→ **Exercise brief**: Below are the records. Restate word for word every line from the one that contains "Parse this screenshot: output" through the final line, both included.

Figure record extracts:
****

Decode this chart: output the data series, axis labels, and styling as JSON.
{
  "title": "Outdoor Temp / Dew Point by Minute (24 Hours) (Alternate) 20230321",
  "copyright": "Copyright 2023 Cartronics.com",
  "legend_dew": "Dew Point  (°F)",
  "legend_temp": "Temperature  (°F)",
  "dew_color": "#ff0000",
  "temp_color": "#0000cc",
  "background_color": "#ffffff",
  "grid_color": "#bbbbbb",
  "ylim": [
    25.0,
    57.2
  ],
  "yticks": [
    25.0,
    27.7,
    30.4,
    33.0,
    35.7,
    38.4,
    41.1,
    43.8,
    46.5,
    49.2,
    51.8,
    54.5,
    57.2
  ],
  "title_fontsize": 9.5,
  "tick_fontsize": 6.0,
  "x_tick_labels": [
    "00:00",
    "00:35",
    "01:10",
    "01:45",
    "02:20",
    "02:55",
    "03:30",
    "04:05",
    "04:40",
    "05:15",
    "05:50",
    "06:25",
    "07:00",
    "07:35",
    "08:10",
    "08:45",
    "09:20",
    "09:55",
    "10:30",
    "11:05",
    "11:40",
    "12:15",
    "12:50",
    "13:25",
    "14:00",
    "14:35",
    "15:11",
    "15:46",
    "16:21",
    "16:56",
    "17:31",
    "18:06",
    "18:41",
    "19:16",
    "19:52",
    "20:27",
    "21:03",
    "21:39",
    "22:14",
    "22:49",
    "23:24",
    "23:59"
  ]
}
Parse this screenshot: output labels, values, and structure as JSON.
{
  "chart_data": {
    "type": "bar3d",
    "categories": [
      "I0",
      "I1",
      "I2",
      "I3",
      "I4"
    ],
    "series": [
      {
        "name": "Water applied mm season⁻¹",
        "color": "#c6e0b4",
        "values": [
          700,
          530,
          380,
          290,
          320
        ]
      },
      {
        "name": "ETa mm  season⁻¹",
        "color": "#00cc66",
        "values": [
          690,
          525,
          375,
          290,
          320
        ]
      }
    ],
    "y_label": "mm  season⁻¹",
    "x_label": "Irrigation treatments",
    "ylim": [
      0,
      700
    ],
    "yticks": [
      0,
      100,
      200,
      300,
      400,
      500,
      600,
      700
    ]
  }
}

****

→ **Completed task**:
Parse this screenshot: output labels, values, and structure as JSON.
{
  "chart_data": {
    "type": "bar3d",
    "categories": [
      "I0",
      "I1",
      "I2",
      "I3",
      "I4"
    ],
    "series": [
      {
        "name": "Water applied mm season⁻¹",
        "color": "#c6e0b4",
        "values": [
          700,
          530,
          380,
          290,
          320
        ]
      },
      {
        "name": "ETa mm  season⁻¹",
        "color": "#00cc66",
        "values": [
          690,
          525,
          375,
          290,
          320
        ]
      }
    ],
    "y_label": "mm  season⁻¹",
    "x_label": "Irrigation treatments",
    "ylim": [
      0,
      700
    ],
    "yticks": [
      0,
      100,
      200,
      300,
      400,
      500,
      600,
      700
    ]
  }
}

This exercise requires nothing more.